• Text section
· · · ·

Magnolia doesn’t lean enough, if at all. In a liner note impossible to read without squinting or a magnifying glass, Colemine Records boss Terry Cole says he wonders if the end result is jazz at all. And so say all of us. It’s not enough to extemporise, however lightly, with standard jazz instrumentation; there has to be life and direction. This album goes nowhere and is often in need of a metaphorical cattle prod.

Then there’s the Colemine house piano on which Okonski, described as classically trained, performs. Its sound is eccentric, yet it seems oddly suited to the plodding wistfulness of Old Friend, to the sombre Runner Up with its ascending melody weighted by descending chords to the bell-tolling that militates – intentionally? – against the simplicity of Song For My Sister’s Son. And so on.

· · · ·

• Records
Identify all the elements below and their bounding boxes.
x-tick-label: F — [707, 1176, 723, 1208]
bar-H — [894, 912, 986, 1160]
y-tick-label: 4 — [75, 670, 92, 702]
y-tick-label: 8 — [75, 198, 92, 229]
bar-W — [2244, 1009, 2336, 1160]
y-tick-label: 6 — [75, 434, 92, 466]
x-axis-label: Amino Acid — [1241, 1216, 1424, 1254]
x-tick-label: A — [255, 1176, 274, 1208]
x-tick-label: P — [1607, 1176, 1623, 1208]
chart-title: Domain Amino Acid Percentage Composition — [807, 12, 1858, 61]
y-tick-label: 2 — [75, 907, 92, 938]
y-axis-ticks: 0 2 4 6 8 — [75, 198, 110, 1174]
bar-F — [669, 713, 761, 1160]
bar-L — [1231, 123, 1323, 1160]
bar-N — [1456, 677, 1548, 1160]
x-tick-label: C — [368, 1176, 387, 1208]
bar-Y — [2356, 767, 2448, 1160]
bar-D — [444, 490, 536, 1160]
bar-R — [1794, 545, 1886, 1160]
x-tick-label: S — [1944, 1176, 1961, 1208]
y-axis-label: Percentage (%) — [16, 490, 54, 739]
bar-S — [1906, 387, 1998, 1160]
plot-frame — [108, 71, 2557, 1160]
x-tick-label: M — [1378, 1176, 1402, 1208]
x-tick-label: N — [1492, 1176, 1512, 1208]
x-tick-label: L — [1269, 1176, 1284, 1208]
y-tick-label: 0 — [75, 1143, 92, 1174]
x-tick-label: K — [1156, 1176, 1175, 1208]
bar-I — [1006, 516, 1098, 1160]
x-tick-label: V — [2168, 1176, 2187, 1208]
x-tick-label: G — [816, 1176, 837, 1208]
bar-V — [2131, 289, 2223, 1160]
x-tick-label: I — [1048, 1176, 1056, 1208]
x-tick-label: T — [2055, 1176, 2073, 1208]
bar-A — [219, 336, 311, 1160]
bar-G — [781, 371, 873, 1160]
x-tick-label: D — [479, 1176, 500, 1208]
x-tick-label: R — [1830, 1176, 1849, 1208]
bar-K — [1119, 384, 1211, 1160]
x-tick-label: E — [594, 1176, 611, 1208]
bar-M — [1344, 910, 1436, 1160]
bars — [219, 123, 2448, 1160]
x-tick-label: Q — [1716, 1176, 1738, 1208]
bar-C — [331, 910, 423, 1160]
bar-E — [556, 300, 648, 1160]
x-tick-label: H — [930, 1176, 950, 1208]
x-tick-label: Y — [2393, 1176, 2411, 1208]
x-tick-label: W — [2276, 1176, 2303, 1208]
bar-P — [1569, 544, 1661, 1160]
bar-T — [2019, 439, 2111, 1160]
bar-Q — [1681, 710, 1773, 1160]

· · · ·

• What you need to do
Extend the review of the album Magnolia with a few more sentences, starting after "And so on."

• Answer for the task
“Plodding” aptly describes the whole album, on which drums and bass serve only a perfunctory purpose, with bassist Michael Montgomery going arco on Walking To A Home and the vaguely crepuscular Dark Moon.

Cole’s references to “jazz snobbery” and Magnolia‘s fugitive genre status are not so much unhelpful as indefensible when the album was the outcome of his wish to cross “producing a jazz record” off his to-do list.

Discography
Runner Up; Field Museum; Old Friend; Dark Moon; Song For My Sister’s Son; Walking To A Home; Sunday (29.26)
Steve Okonski (p); Michael Montgomery (b); Aaron Frazer (d). Ohio, 2020-21.